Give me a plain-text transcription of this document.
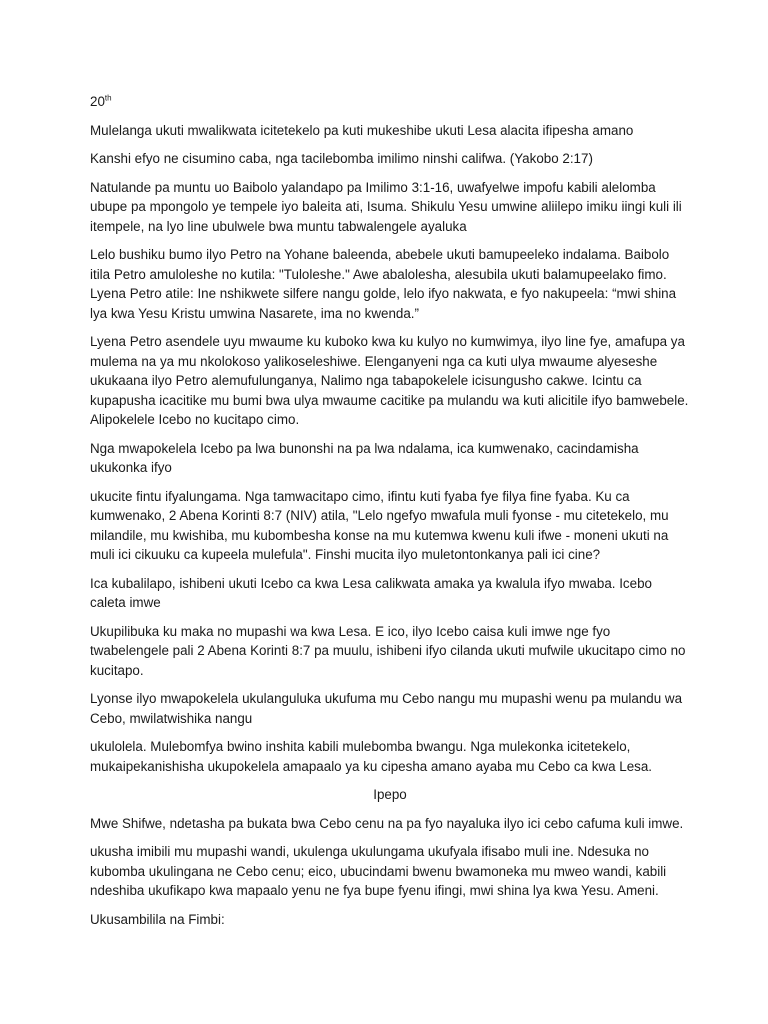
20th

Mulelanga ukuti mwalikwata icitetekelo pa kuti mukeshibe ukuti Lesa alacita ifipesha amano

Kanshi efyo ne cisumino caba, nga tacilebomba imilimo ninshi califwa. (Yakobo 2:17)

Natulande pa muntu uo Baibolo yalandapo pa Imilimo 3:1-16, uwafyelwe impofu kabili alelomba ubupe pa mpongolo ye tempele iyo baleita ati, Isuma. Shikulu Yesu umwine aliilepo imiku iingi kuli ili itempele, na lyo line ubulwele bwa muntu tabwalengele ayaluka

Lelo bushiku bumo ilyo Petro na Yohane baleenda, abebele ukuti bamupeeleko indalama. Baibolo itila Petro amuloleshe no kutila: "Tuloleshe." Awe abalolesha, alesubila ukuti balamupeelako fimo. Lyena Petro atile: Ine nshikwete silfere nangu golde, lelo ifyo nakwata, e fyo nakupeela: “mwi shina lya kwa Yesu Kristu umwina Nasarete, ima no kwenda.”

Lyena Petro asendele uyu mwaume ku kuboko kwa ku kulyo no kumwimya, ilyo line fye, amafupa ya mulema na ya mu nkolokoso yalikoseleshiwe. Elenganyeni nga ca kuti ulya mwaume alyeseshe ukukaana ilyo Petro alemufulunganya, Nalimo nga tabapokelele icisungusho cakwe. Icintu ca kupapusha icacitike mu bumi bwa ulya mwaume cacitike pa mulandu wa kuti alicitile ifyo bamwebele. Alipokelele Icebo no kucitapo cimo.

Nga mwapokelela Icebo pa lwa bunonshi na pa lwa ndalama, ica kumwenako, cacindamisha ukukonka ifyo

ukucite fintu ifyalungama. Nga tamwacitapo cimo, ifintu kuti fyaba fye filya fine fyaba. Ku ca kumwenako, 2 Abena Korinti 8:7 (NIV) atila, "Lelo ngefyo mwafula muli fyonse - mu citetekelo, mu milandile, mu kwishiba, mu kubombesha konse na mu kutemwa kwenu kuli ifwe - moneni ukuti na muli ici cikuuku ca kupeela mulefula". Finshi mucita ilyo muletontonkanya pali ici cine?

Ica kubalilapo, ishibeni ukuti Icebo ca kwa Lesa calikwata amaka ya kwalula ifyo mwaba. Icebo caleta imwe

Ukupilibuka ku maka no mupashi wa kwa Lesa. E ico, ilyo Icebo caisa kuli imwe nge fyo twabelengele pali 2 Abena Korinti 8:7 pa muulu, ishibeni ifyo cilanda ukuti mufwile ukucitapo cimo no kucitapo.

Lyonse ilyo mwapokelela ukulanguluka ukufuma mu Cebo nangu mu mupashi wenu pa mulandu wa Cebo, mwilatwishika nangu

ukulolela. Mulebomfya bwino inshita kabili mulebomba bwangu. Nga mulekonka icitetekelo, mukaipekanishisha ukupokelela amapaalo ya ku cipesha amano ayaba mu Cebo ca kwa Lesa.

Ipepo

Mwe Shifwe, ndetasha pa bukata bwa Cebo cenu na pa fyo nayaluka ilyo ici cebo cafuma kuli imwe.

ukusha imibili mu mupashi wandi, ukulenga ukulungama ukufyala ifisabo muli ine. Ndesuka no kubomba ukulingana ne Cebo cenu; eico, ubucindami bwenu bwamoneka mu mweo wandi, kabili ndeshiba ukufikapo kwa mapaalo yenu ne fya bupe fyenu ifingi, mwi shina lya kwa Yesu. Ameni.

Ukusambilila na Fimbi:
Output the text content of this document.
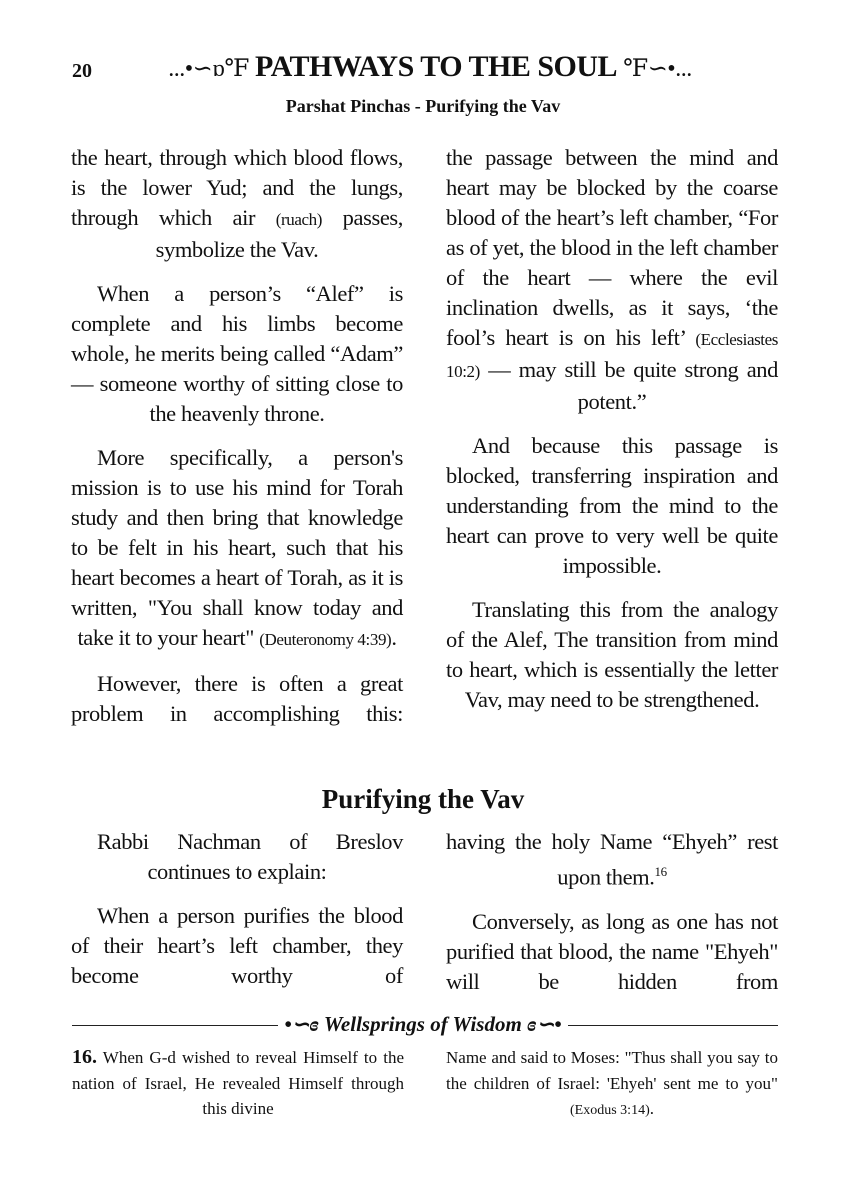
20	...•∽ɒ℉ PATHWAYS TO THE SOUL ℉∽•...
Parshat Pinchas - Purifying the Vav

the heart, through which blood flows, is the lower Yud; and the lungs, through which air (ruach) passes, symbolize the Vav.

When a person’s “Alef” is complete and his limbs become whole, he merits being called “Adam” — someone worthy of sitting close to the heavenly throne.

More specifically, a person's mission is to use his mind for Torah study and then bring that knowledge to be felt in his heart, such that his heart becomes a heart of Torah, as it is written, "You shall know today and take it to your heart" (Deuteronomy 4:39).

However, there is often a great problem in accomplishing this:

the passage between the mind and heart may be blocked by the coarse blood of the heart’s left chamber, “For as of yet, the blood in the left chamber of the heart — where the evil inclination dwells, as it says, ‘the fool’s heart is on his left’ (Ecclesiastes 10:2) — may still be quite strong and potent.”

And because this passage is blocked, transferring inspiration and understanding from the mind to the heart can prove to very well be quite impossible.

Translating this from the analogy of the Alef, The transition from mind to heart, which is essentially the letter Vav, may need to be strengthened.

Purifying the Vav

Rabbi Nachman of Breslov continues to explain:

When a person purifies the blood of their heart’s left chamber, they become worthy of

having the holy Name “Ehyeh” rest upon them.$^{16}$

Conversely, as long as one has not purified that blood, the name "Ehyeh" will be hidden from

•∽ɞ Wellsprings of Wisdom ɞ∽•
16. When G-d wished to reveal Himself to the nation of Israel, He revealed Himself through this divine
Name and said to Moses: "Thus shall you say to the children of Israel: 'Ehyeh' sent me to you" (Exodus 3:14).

******

* _Problem requirements_
Go back to the records above and write them out exactly, without the pictures.

* _Solution for this problem_
Give me a plain-text transcription of this document.
20th

Mulelanga ukuti mwalikwata icitetekelo pa kuti mukeshibe ukuti Lesa alacita ifipesha amano

Kanshi efyo ne cisumino caba, nga tacilebomba imilimo ninshi califwa. (Yakobo 2:17)

Natulande pa muntu uo Baibolo yalandapo pa Imilimo 3:1-16, uwafyelwe impofu kabili alelomba ubupe pa mpongolo ye tempele iyo baleita ati, Isuma. Shikulu Yesu umwine aliilepo imiku iingi kuli ili itempele, na lyo line ubulwele bwa muntu tabwalengele ayaluka

Lelo bushiku bumo ilyo Petro na Yohane baleenda, abebele ukuti bamupeeleko indalama. Baibolo itila Petro amuloleshe no kutila: "Tuloleshe." Awe abalolesha, alesubila ukuti balamupeelako fimo. Lyena Petro atile: Ine nshikwete silfere nangu golde, lelo ifyo nakwata, e fyo nakupeela: “mwi shina lya kwa Yesu Kristu umwina Nasarete, ima no kwenda.”

Lyena Petro asendele uyu mwaume ku kuboko kwa ku kulyo no kumwimya, ilyo line fye, amafupa ya mulema na ya mu nkolokoso yalikoseleshiwe. Elenganyeni nga ca kuti ulya mwaume alyeseshe ukukaana ilyo Petro alemufulunganya, Nalimo nga tabapokelele icisungusho cakwe. Icintu ca kupapusha icacitike mu bumi bwa ulya mwaume cacitike pa mulandu wa kuti alicitile ifyo bamwebele. Alipokelele Icebo no kucitapo cimo.

Nga mwapokelela Icebo pa lwa bunonshi na pa lwa ndalama, ica kumwenako, cacindamisha ukukonka ifyo

ukucite fintu ifyalungama. Nga tamwacitapo cimo, ifintu kuti fyaba fye filya fine fyaba. Ku ca kumwenako, 2 Abena Korinti 8:7 (NIV) atila, "Lelo ngefyo mwafula muli fyonse - mu citetekelo, mu milandile, mu kwishiba, mu kubombesha konse na mu kutemwa kwenu kuli ifwe - moneni ukuti na muli ici cikuuku ca kupeela mulefula". Finshi mucita ilyo muletontonkanya pali ici cine?

Ica kubalilapo, ishibeni ukuti Icebo ca kwa Lesa calikwata amaka ya kwalula ifyo mwaba. Icebo caleta imwe

Ukupilibuka ku maka no mupashi wa kwa Lesa. E ico, ilyo Icebo caisa kuli imwe nge fyo twabelengele pali 2 Abena Korinti 8:7 pa muulu, ishibeni ifyo cilanda ukuti mufwile ukucitapo cimo no kucitapo.

Lyonse ilyo mwapokelela ukulanguluka ukufuma mu Cebo nangu mu mupashi wenu pa mulandu wa Cebo, mwilatwishika nangu

ukulolela. Mulebomfya bwino inshita kabili mulebomba bwangu. Nga mulekonka icitetekelo, mukaipekanishisha ukupokelela amapaalo ya ku cipesha amano ayaba mu Cebo ca kwa Lesa.

Ipepo

Mwe Shifwe, ndetasha pa bukata bwa Cebo cenu na pa fyo nayaluka ilyo ici cebo cafuma kuli imwe.

ukusha imibili mu mupashi wandi, ukulenga ukulungama ukufyala ifisabo muli ine. Ndesuka no kubomba ukulingana ne Cebo cenu; eico, ubucindami bwenu bwamoneka mu mweo wandi, kabili ndeshiba ukufikapo kwa mapaalo yenu ne fya bupe fyenu ifingi, mwi shina lya kwa Yesu. Ameni.

Ukusambilila na Fimbi:
Output the text content of this document.
20	...•∽ɒ℉ PATHWAYS TO THE SOUL ℉∽•...
Parshat Pinchas - Purifying the Vav

the heart, through which blood flows, is the lower Yud; and the lungs, through which air (ruach) passes, symbolize the Vav.

When a person’s “Alef” is complete and his limbs become whole, he merits being called “Adam” — someone worthy of sitting close to the heavenly throne.

More specifically, a person's mission is to use his mind for Torah study and then bring that knowledge to be felt in his heart, such that his heart becomes a heart of Torah, as it is written, "You shall know today and take it to your heart" (Deuteronomy 4:39).

However, there is often a great problem in accomplishing this:

the passage between the mind and heart may be blocked by the coarse blood of the heart’s left chamber, “For as of yet, the blood in the left chamber of the heart — where the evil inclination dwells, as it says, ‘the fool’s heart is on his left’ (Ecclesiastes 10:2) — may still be quite strong and potent.”

And because this passage is blocked, transferring inspiration and understanding from the mind to the heart can prove to very well be quite impossible.

Translating this from the analogy of the Alef, The transition from mind to heart, which is essentially the letter Vav, may need to be strengthened.

Purifying the Vav

Rabbi Nachman of Breslov continues to explain:

When a person purifies the blood of their heart’s left chamber, they become worthy of

having the holy Name “Ehyeh” rest upon them.$^{16}$

Conversely, as long as one has not purified that blood, the name "Ehyeh" will be hidden from

•∽ɞ Wellsprings of Wisdom ɞ∽•
16. When G-d wished to reveal Himself to the nation of Israel, He revealed Himself through this divine
Name and said to Moses: "Thus shall you say to the children of Israel: 'Ehyeh' sent me to you" (Exodus 3:14).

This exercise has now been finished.